**Exercise requirements**
Copy the entries without a single change. Pictures should be dropped.

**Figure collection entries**
- - - - -
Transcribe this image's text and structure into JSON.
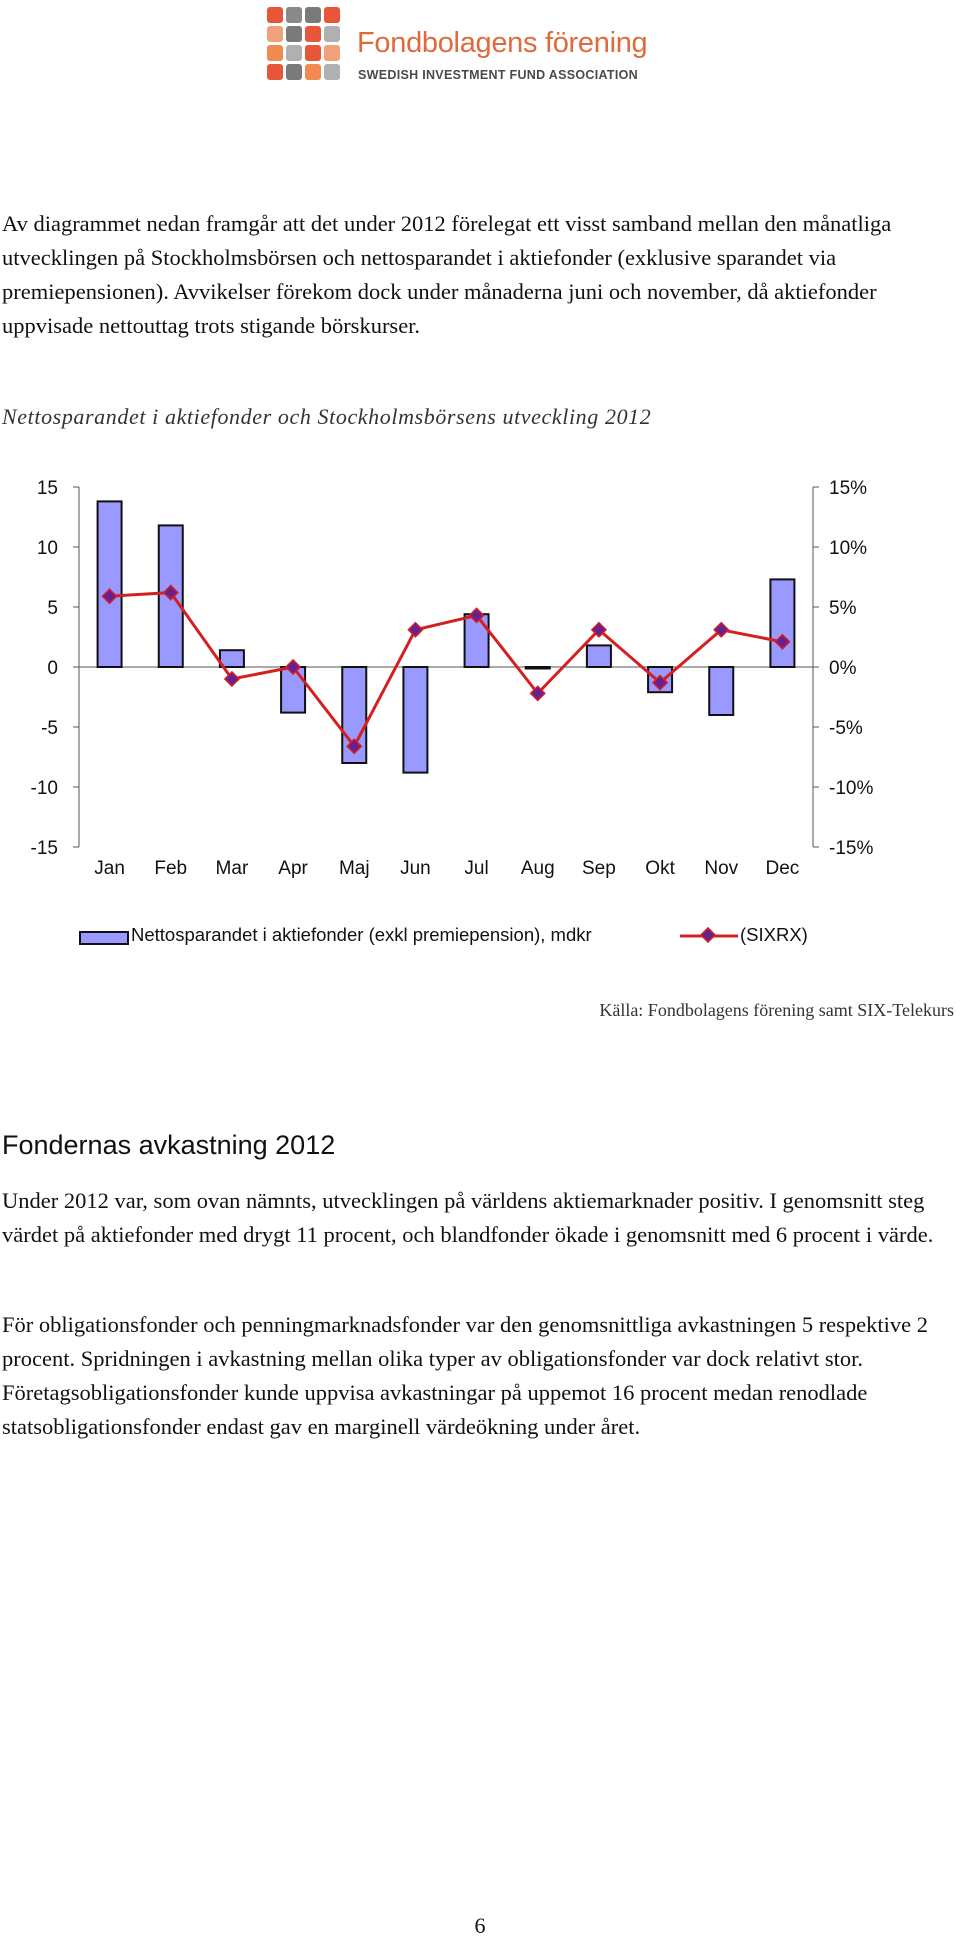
{
  "logo": {
    "name": "Fondbolagens förening",
    "subtitle": "SWEDISH INVESTMENT FUND ASSOCIATION",
    "tile_colors": [
      "#e8563a",
      "#8a8a8a",
      "#7a7a7a",
      "#e8563a",
      "#f0a07a",
      "#7a7a7a",
      "#e8563a",
      "#b0b0b0",
      "#f08a50",
      "#b0b0b0",
      "#e8563a",
      "#f0a07a",
      "#e8563a",
      "#7a7a7a",
      "#f08a50",
      "#b0b0b0"
    ]
  },
  "intro_paragraph": "Av diagrammet nedan framgår att det under 2012 förelegat ett visst samband mellan den månatliga utvecklingen på Stockholmsbörsen och nettosparandet i aktiefonder (exklusive sparandet via premiepensionen). Avvikelser förekom dock under månaderna juni och november, då aktiefonder uppvisade nettouttag trots stigande börskurser.",
  "chart_caption": "Nettosparandet i aktiefonder och Stockholmsbörsens utveckling 2012",
  "chart_data": {
    "type": "bar",
    "title": "",
    "categories": [
      "Jan",
      "Feb",
      "Mar",
      "Apr",
      "Maj",
      "Jun",
      "Jul",
      "Aug",
      "Sep",
      "Okt",
      "Nov",
      "Dec"
    ],
    "series": [
      {
        "name": "Nettosparandet i aktiefonder (exkl premiepension), mdkr",
        "type": "bar",
        "axis": "left",
        "color": "#9999ff",
        "values": [
          13.8,
          11.8,
          1.4,
          -3.8,
          -8.0,
          -8.8,
          4.4,
          0.0,
          1.8,
          -2.1,
          -4.0,
          7.3
        ]
      },
      {
        "name": "(SIXRX)",
        "type": "line",
        "axis": "right",
        "color": "#d42020",
        "marker_color": "#6a1f8f",
        "values": [
          5.9,
          6.2,
          -1.0,
          0.0,
          -6.6,
          3.1,
          4.3,
          -2.2,
          3.1,
          -1.3,
          3.1,
          2.1
        ]
      }
    ],
    "y_left": {
      "ticks": [
        "15",
        "10",
        "5",
        "0",
        "-5",
        "-10",
        "-15"
      ],
      "range": [
        -15,
        15
      ]
    },
    "y_right": {
      "ticks": [
        "15%",
        "10%",
        "5%",
        "0%",
        "-5%",
        "-10%",
        "-15%"
      ],
      "range": [
        -15,
        15
      ]
    },
    "grid": false,
    "legend_position": "bottom"
  },
  "source_note": "Källa: Fondbolagens förening samt SIX-Telekurs",
  "section_heading": "Fondernas avkastning 2012",
  "body_paragraphs": [
    "Under 2012 var, som ovan nämnts, utvecklingen på världens aktiemarknader positiv. I genomsnitt steg värdet på aktiefonder med drygt 11 procent, och blandfonder ökade i genomsnitt med 6 procent i värde.",
    "För obligationsfonder och penningmarknadsfonder var den genomsnittliga avkastningen 5 respektive 2 procent. Spridningen i avkastning mellan olika typer av obligationsfonder var dock relativt stor. Företagsobligationsfonder kunde uppvisa avkastningar på uppemot 16 procent medan renodlade statsobligationsfonder endast gav en marginell värdeökning under året."
  ],
  "page_number": "6"
}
- - - - -
**Result**
Transcribe this image's text and structure into JSON.
{
  "logo": {
    "name": "Fondbolagens förening",
    "subtitle": "SWEDISH INVESTMENT FUND ASSOCIATION",
    "tile_colors": [
      "#e8563a",
      "#8a8a8a",
      "#7a7a7a",
      "#e8563a",
      "#f0a07a",
      "#7a7a7a",
      "#e8563a",
      "#b0b0b0",
      "#f08a50",
      "#b0b0b0",
      "#e8563a",
      "#f0a07a",
      "#e8563a",
      "#7a7a7a",
      "#f08a50",
      "#b0b0b0"
    ]
  },
  "intro_paragraph": "Av diagrammet nedan framgår att det under 2012 förelegat ett visst samband mellan den månatliga utvecklingen på Stockholmsbörsen och nettosparandet i aktiefonder (exklusive sparandet via premiepensionen). Avvikelser förekom dock under månaderna juni och november, då aktiefonder uppvisade nettouttag trots stigande börskurser.",
  "chart_caption": "Nettosparandet i aktiefonder och Stockholmsbörsens utveckling 2012",
  "chart_data": {
    "type": "bar",
    "title": "",
    "categories": [
      "Jan",
      "Feb",
      "Mar",
      "Apr",
      "Maj",
      "Jun",
      "Jul",
      "Aug",
      "Sep",
      "Okt",
      "Nov",
      "Dec"
    ],
    "series": [
      {
        "name": "Nettosparandet i aktiefonder (exkl premiepension), mdkr",
        "type": "bar",
        "axis": "left",
        "color": "#9999ff",
        "values": [
          13.8,
          11.8,
          1.4,
          -3.8,
          -8.0,
          -8.8,
          4.4,
          0.0,
          1.8,
          -2.1,
          -4.0,
          7.3
        ]
      },
      {
        "name": "(SIXRX)",
        "type": "line",
        "axis": "right",
        "color": "#d42020",
        "marker_color": "#6a1f8f",
        "values": [
          5.9,
          6.2,
          -1.0,
          0.0,
          -6.6,
          3.1,
          4.3,
          -2.2,
          3.1,
          -1.3,
          3.1,
          2.1
        ]
      }
    ],
    "y_left": {
      "ticks": [
        "15",
        "10",
        "5",
        "0",
        "-5",
        "-10",
        "-15"
      ],
      "range": [
        -15,
        15
      ]
    },
    "y_right": {
      "ticks": [
        "15%",
        "10%",
        "5%",
        "0%",
        "-5%",
        "-10%",
        "-15%"
      ],
      "range": [
        -15,
        15
      ]
    },
    "grid": false,
    "legend_position": "bottom"
  },
  "source_note": "Källa: Fondbolagens förening samt SIX-Telekurs",
  "section_heading": "Fondernas avkastning 2012",
  "body_paragraphs": [
    "Under 2012 var, som ovan nämnts, utvecklingen på världens aktiemarknader positiv. I genomsnitt steg värdet på aktiefonder med drygt 11 procent, och blandfonder ökade i genomsnitt med 6 procent i värde.",
    "För obligationsfonder och penningmarknadsfonder var den genomsnittliga avkastningen 5 respektive 2 procent. Spridningen i avkastning mellan olika typer av obligationsfonder var dock relativt stor. Företagsobligationsfonder kunde uppvisa avkastningar på uppemot 16 procent medan renodlade statsobligationsfonder endast gav en marginell värdeökning under året."
  ],
  "page_number": "6"
}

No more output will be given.